Goal => Everything in the listing should be restated word for word.
* BEGIN *
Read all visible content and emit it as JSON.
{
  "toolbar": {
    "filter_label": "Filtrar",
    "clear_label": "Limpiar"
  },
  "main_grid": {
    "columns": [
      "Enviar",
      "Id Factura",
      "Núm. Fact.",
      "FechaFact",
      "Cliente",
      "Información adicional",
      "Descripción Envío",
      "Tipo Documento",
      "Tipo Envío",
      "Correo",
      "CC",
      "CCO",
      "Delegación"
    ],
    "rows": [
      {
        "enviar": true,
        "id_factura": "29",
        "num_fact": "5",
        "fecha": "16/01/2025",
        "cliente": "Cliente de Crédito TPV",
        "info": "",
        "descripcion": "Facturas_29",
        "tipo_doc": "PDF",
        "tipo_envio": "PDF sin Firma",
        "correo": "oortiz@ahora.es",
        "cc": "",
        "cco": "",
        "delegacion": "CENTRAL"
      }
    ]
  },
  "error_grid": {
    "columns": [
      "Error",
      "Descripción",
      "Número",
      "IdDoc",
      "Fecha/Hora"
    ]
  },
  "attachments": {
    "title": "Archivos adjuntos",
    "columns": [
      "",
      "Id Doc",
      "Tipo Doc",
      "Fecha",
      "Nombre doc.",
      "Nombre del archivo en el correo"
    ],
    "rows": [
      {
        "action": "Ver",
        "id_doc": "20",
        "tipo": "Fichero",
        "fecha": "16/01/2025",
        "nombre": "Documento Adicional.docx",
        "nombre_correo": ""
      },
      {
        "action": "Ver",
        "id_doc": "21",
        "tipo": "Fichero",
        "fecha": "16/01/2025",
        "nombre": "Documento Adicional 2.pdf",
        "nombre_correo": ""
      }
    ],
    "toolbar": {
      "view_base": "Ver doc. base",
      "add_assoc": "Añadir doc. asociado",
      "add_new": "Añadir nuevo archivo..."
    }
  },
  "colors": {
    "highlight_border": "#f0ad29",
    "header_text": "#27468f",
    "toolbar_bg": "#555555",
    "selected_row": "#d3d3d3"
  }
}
* END *
Result below =>
Read all visible content and emit it as JSON.
{
  "toolbar": {
    "filter_label": "Filtrar",
    "clear_label": "Limpiar"
  },
  "main_grid": {
    "columns": [
      "Enviar",
      "Id Factura",
      "Núm. Fact.",
      "FechaFact",
      "Cliente",
      "Información adicional",
      "Descripción Envío",
      "Tipo Documento",
      "Tipo Envío",
      "Correo",
      "CC",
      "CCO",
      "Delegación"
    ],
    "rows": [
      {
        "enviar": true,
        "id_factura": "29",
        "num_fact": "5",
        "fecha": "16/01/2025",
        "cliente": "Cliente de Crédito TPV",
        "info": "",
        "descripcion": "Facturas_29",
        "tipo_doc": "PDF",
        "tipo_envio": "PDF sin Firma",
        "correo": "oortiz@ahora.es",
        "cc": "",
        "cco": "",
        "delegacion": "CENTRAL"
      }
    ]
  },
  "error_grid": {
    "columns": [
      "Error",
      "Descripción",
      "Número",
      "IdDoc",
      "Fecha/Hora"
    ]
  },
  "attachments": {
    "title": "Archivos adjuntos",
    "columns": [
      "",
      "Id Doc",
      "Tipo Doc",
      "Fecha",
      "Nombre doc.",
      "Nombre del archivo en el correo"
    ],
    "rows": [
      {
        "action": "Ver",
        "id_doc": "20",
        "tipo": "Fichero",
        "fecha": "16/01/2025",
        "nombre": "Documento Adicional.docx",
        "nombre_correo": ""
      },
      {
        "action": "Ver",
        "id_doc": "21",
        "tipo": "Fichero",
        "fecha": "16/01/2025",
        "nombre": "Documento Adicional 2.pdf",
        "nombre_correo": ""
      }
    ],
    "toolbar": {
      "view_base": "Ver doc. base",
      "add_assoc": "Añadir doc. asociado",
      "add_new": "Añadir nuevo archivo..."
    }
  },
  "colors": {
    "highlight_border": "#f0ad29",
    "header_text": "#27468f",
    "toolbar_bg": "#555555",
    "selected_row": "#d3d3d3"
  }
}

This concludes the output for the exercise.